Short task » Transcribe the material in full. Nothing should differ except that the pictures are left out.

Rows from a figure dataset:
┄┄┄┄┄┄┄┄┄┄
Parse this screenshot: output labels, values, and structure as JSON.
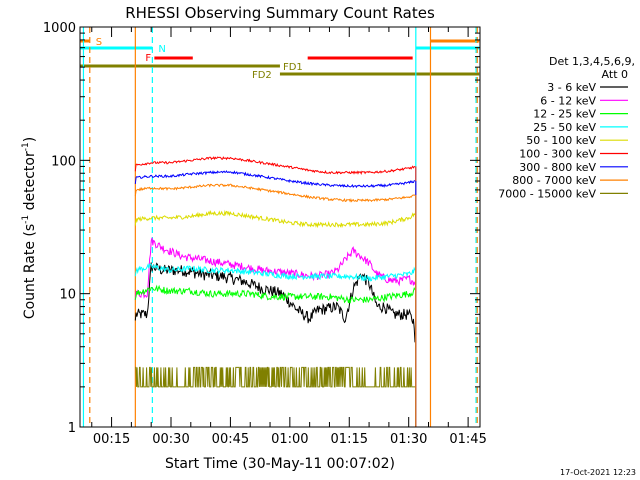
{
  "chart_data": {
    "type": "line",
    "title": "RHESSI Observing Summary Count Rates",
    "xlabel": "Start Time (30-May-11 00:07:02)",
    "ylabel_main": "Count Rate (s",
    "ylabel_sup1": "-1",
    "ylabel_mid": " detector",
    "ylabel_sup2": "-1",
    "ylabel_end": ")",
    "yscale": "log",
    "xlim_min": [
      7.03,
      108.0
    ],
    "ylim": [
      1,
      1000
    ],
    "x_ticks": [
      {
        "min": 15,
        "label": "00:15"
      },
      {
        "min": 30,
        "label": "00:30"
      },
      {
        "min": 45,
        "label": "00:45"
      },
      {
        "min": 60,
        "label": "01:00"
      },
      {
        "min": 75,
        "label": "01:15"
      },
      {
        "min": 90,
        "label": "01:30"
      },
      {
        "min": 105,
        "label": "01:45"
      }
    ],
    "y_ticks": [
      {
        "value": 1,
        "label": "1"
      },
      {
        "value": 10,
        "label": "10"
      },
      {
        "value": 100,
        "label": "100"
      },
      {
        "value": 1000,
        "label": "1000"
      }
    ],
    "legend_header": [
      "Det 1,3,4,5,6,9,",
      "Att 0"
    ],
    "legend_position": "right",
    "series": [
      {
        "name": "3 - 6 keV",
        "color": "#000000",
        "x": [
          21,
          24,
          25,
          28,
          33,
          38,
          43,
          48,
          53,
          58,
          62,
          65,
          67,
          70,
          72,
          74,
          76,
          78,
          80,
          82,
          84,
          86,
          88,
          90,
          91.5,
          91.8
        ],
        "values": [
          7,
          7,
          16,
          15,
          15,
          14,
          13.5,
          12.5,
          11,
          10,
          7.5,
          6.5,
          7.5,
          7.8,
          8,
          6.5,
          11,
          14,
          12,
          8,
          8,
          7,
          7,
          7,
          6,
          3
        ]
      },
      {
        "name": "6 - 12 keV",
        "color": "#ff00ff",
        "x": [
          21,
          24,
          25,
          28,
          33,
          38,
          43,
          48,
          53,
          58,
          62,
          66,
          70,
          72,
          74,
          76,
          78,
          80,
          82,
          84,
          86,
          88,
          90,
          91.8
        ],
        "values": [
          10,
          10,
          25,
          22,
          19,
          18,
          17,
          16,
          15,
          14.5,
          14,
          13.5,
          14,
          15,
          18,
          21,
          19,
          17,
          14,
          13,
          12.5,
          12.5,
          13,
          12
        ]
      },
      {
        "name": "12 - 25 keV",
        "color": "#00ff00",
        "x": [
          21,
          25,
          30,
          35,
          40,
          45,
          50,
          55,
          60,
          65,
          70,
          75,
          80,
          85,
          90,
          91.8
        ],
        "values": [
          10,
          11,
          10.5,
          10.5,
          10,
          10,
          10,
          9.5,
          9.5,
          9.5,
          9.5,
          9,
          9,
          9.5,
          10,
          10.5
        ]
      },
      {
        "name": "25 - 50 keV",
        "color": "#00ffff",
        "x": [
          21,
          25,
          30,
          35,
          40,
          45,
          50,
          55,
          60,
          65,
          70,
          75,
          80,
          85,
          90,
          91.8
        ],
        "values": [
          15,
          16,
          15,
          15.5,
          15,
          15,
          14.5,
          14,
          13.5,
          13.5,
          13.5,
          13.5,
          13,
          13.5,
          14,
          15
        ]
      },
      {
        "name": "50 - 100 keV",
        "color": "#dcdc00",
        "x": [
          21,
          25,
          30,
          35,
          40,
          45,
          50,
          55,
          60,
          65,
          70,
          75,
          80,
          85,
          90,
          91.8
        ],
        "values": [
          36,
          37,
          37,
          38,
          40,
          40,
          38,
          36,
          34,
          33,
          33,
          33,
          33,
          34,
          37,
          40
        ]
      },
      {
        "name": "100 - 300 keV",
        "color": "#ff0000",
        "x": [
          21,
          25,
          30,
          35,
          40,
          45,
          50,
          55,
          60,
          65,
          70,
          75,
          80,
          85,
          90,
          91.8
        ],
        "values": [
          92,
          96,
          96,
          100,
          104,
          104,
          99,
          94,
          89,
          84,
          81,
          81,
          81,
          83,
          87,
          90
        ]
      },
      {
        "name": "300 - 800 keV",
        "color": "#0000ff",
        "x": [
          21,
          25,
          30,
          35,
          40,
          45,
          50,
          55,
          60,
          65,
          70,
          75,
          80,
          85,
          90,
          91.8
        ],
        "values": [
          74,
          76,
          76,
          79,
          81,
          82,
          78,
          74,
          70,
          67,
          65,
          64,
          64,
          65,
          68,
          70
        ]
      },
      {
        "name": "800 - 7000 keV",
        "color": "#ff8000",
        "x": [
          21,
          25,
          30,
          35,
          40,
          45,
          50,
          55,
          60,
          65,
          70,
          75,
          80,
          85,
          90,
          91.8
        ],
        "values": [
          60,
          62,
          61,
          63,
          65,
          65,
          62,
          59,
          56,
          53,
          51,
          50,
          50,
          51,
          53,
          55
        ]
      },
      {
        "name": "7000 - 15000 keV",
        "color": "#808000",
        "x": [
          21,
          25,
          30,
          35,
          40,
          45,
          50,
          55,
          60,
          65,
          70,
          75,
          80,
          85,
          90,
          91.8
        ],
        "values": [
          1.7,
          1.8,
          1.9,
          2,
          2.2,
          2.4,
          2.2,
          2,
          1.9,
          2,
          2.3,
          2.2,
          2,
          2.2,
          2.4,
          2.2
        ]
      }
    ],
    "flag_bars": [
      {
        "label": "S",
        "color": "#ff8000",
        "segments": [
          [
            7.03,
            9.5
          ],
          [
            95.5,
            107.8
          ]
        ]
      },
      {
        "label": "N",
        "color": "#00ffff",
        "segments": [
          [
            7.03,
            25.3
          ],
          [
            91.8,
            107.8
          ]
        ]
      },
      {
        "label": "F",
        "color": "#ff0000",
        "segments": [
          [
            25.8,
            35.5
          ],
          [
            64.5,
            91.0
          ]
        ]
      },
      {
        "label": "FD1",
        "color": "#808000",
        "segments": [
          [
            7.03,
            57.5
          ]
        ]
      },
      {
        "label": "FD2",
        "color": "#808000",
        "segments": [
          [
            57.5,
            107.8
          ]
        ]
      }
    ],
    "vertical_markers": [
      {
        "min": 7.9,
        "color": "#00ffff",
        "style": "solid"
      },
      {
        "min": 9.5,
        "color": "#ff8000",
        "style": "dashed"
      },
      {
        "min": 21.0,
        "color": "#ff8000",
        "style": "solid"
      },
      {
        "min": 25.3,
        "color": "#00ffff",
        "style": "dashed"
      },
      {
        "min": 91.8,
        "color": "#00ffff",
        "style": "solid"
      },
      {
        "min": 95.5,
        "color": "#ff8000",
        "style": "solid"
      },
      {
        "min": 107.0,
        "color": "#00ffff",
        "style": "dashed"
      },
      {
        "min": 107.3,
        "color": "#ff8000",
        "style": "dashed"
      }
    ],
    "timestamp": "17-Oct-2021 12:23"
  }
}
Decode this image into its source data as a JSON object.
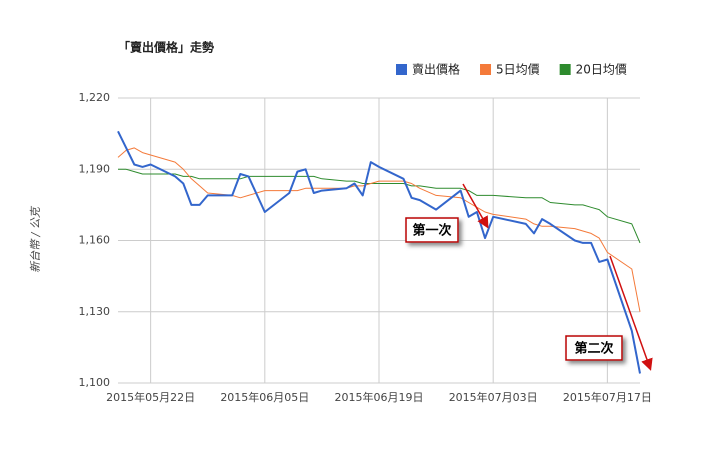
┄┄┄┄┄┄┄┄┄┄
Response to this exercise »
Parse this screenshot: output labels, values, and structure as JSON.
{
  "chart_data": {
    "type": "line",
    "title": "RHESSI Observing Summary Count Rates",
    "xlabel": "Start Time (30-May-11 00:07:02)",
    "ylabel_main": "Count Rate (s",
    "ylabel_sup1": "-1",
    "ylabel_mid": " detector",
    "ylabel_sup2": "-1",
    "ylabel_end": ")",
    "yscale": "log",
    "xlim_min": [
      7.03,
      108.0
    ],
    "ylim": [
      1,
      1000
    ],
    "x_ticks": [
      {
        "min": 15,
        "label": "00:15"
      },
      {
        "min": 30,
        "label": "00:30"
      },
      {
        "min": 45,
        "label": "00:45"
      },
      {
        "min": 60,
        "label": "01:00"
      },
      {
        "min": 75,
        "label": "01:15"
      },
      {
        "min": 90,
        "label": "01:30"
      },
      {
        "min": 105,
        "label": "01:45"
      }
    ],
    "y_ticks": [
      {
        "value": 1,
        "label": "1"
      },
      {
        "value": 10,
        "label": "10"
      },
      {
        "value": 100,
        "label": "100"
      },
      {
        "value": 1000,
        "label": "1000"
      }
    ],
    "legend_header": [
      "Det 1,3,4,5,6,9,",
      "Att 0"
    ],
    "legend_position": "right",
    "series": [
      {
        "name": "3 - 6 keV",
        "color": "#000000",
        "x": [
          21,
          24,
          25,
          28,
          33,
          38,
          43,
          48,
          53,
          58,
          62,
          65,
          67,
          70,
          72,
          74,
          76,
          78,
          80,
          82,
          84,
          86,
          88,
          90,
          91.5,
          91.8
        ],
        "values": [
          7,
          7,
          16,
          15,
          15,
          14,
          13.5,
          12.5,
          11,
          10,
          7.5,
          6.5,
          7.5,
          7.8,
          8,
          6.5,
          11,
          14,
          12,
          8,
          8,
          7,
          7,
          7,
          6,
          3
        ]
      },
      {
        "name": "6 - 12 keV",
        "color": "#ff00ff",
        "x": [
          21,
          24,
          25,
          28,
          33,
          38,
          43,
          48,
          53,
          58,
          62,
          66,
          70,
          72,
          74,
          76,
          78,
          80,
          82,
          84,
          86,
          88,
          90,
          91.8
        ],
        "values": [
          10,
          10,
          25,
          22,
          19,
          18,
          17,
          16,
          15,
          14.5,
          14,
          13.5,
          14,
          15,
          18,
          21,
          19,
          17,
          14,
          13,
          12.5,
          12.5,
          13,
          12
        ]
      },
      {
        "name": "12 - 25 keV",
        "color": "#00ff00",
        "x": [
          21,
          25,
          30,
          35,
          40,
          45,
          50,
          55,
          60,
          65,
          70,
          75,
          80,
          85,
          90,
          91.8
        ],
        "values": [
          10,
          11,
          10.5,
          10.5,
          10,
          10,
          10,
          9.5,
          9.5,
          9.5,
          9.5,
          9,
          9,
          9.5,
          10,
          10.5
        ]
      },
      {
        "name": "25 - 50 keV",
        "color": "#00ffff",
        "x": [
          21,
          25,
          30,
          35,
          40,
          45,
          50,
          55,
          60,
          65,
          70,
          75,
          80,
          85,
          90,
          91.8
        ],
        "values": [
          15,
          16,
          15,
          15.5,
          15,
          15,
          14.5,
          14,
          13.5,
          13.5,
          13.5,
          13.5,
          13,
          13.5,
          14,
          15
        ]
      },
      {
        "name": "50 - 100 keV",
        "color": "#dcdc00",
        "x": [
          21,
          25,
          30,
          35,
          40,
          45,
          50,
          55,
          60,
          65,
          70,
          75,
          80,
          85,
          90,
          91.8
        ],
        "values": [
          36,
          37,
          37,
          38,
          40,
          40,
          38,
          36,
          34,
          33,
          33,
          33,
          33,
          34,
          37,
          40
        ]
      },
      {
        "name": "100 - 300 keV",
        "color": "#ff0000",
        "x": [
          21,
          25,
          30,
          35,
          40,
          45,
          50,
          55,
          60,
          65,
          70,
          75,
          80,
          85,
          90,
          91.8
        ],
        "values": [
          92,
          96,
          96,
          100,
          104,
          104,
          99,
          94,
          89,
          84,
          81,
          81,
          81,
          83,
          87,
          90
        ]
      },
      {
        "name": "300 - 800 keV",
        "color": "#0000ff",
        "x": [
          21,
          25,
          30,
          35,
          40,
          45,
          50,
          55,
          60,
          65,
          70,
          75,
          80,
          85,
          90,
          91.8
        ],
        "values": [
          74,
          76,
          76,
          79,
          81,
          82,
          78,
          74,
          70,
          67,
          65,
          64,
          64,
          65,
          68,
          70
        ]
      },
      {
        "name": "800 - 7000 keV",
        "color": "#ff8000",
        "x": [
          21,
          25,
          30,
          35,
          40,
          45,
          50,
          55,
          60,
          65,
          70,
          75,
          80,
          85,
          90,
          91.8
        ],
        "values": [
          60,
          62,
          61,
          63,
          65,
          65,
          62,
          59,
          56,
          53,
          51,
          50,
          50,
          51,
          53,
          55
        ]
      },
      {
        "name": "7000 - 15000 keV",
        "color": "#808000",
        "x": [
          21,
          25,
          30,
          35,
          40,
          45,
          50,
          55,
          60,
          65,
          70,
          75,
          80,
          85,
          90,
          91.8
        ],
        "values": [
          1.7,
          1.8,
          1.9,
          2,
          2.2,
          2.4,
          2.2,
          2,
          1.9,
          2,
          2.3,
          2.2,
          2,
          2.2,
          2.4,
          2.2
        ]
      }
    ],
    "flag_bars": [
      {
        "label": "S",
        "color": "#ff8000",
        "segments": [
          [
            7.03,
            9.5
          ],
          [
            95.5,
            107.8
          ]
        ]
      },
      {
        "label": "N",
        "color": "#00ffff",
        "segments": [
          [
            7.03,
            25.3
          ],
          [
            91.8,
            107.8
          ]
        ]
      },
      {
        "label": "F",
        "color": "#ff0000",
        "segments": [
          [
            25.8,
            35.5
          ],
          [
            64.5,
            91.0
          ]
        ]
      },
      {
        "label": "FD1",
        "color": "#808000",
        "segments": [
          [
            7.03,
            57.5
          ]
        ]
      },
      {
        "label": "FD2",
        "color": "#808000",
        "segments": [
          [
            57.5,
            107.8
          ]
        ]
      }
    ],
    "vertical_markers": [
      {
        "min": 7.9,
        "color": "#00ffff",
        "style": "solid"
      },
      {
        "min": 9.5,
        "color": "#ff8000",
        "style": "dashed"
      },
      {
        "min": 21.0,
        "color": "#ff8000",
        "style": "solid"
      },
      {
        "min": 25.3,
        "color": "#00ffff",
        "style": "dashed"
      },
      {
        "min": 91.8,
        "color": "#00ffff",
        "style": "solid"
      },
      {
        "min": 95.5,
        "color": "#ff8000",
        "style": "solid"
      },
      {
        "min": 107.0,
        "color": "#00ffff",
        "style": "dashed"
      },
      {
        "min": 107.3,
        "color": "#ff8000",
        "style": "dashed"
      }
    ],
    "timestamp": "17-Oct-2021 12:23"
  }
}
Decode this image into its source data as a JSON object.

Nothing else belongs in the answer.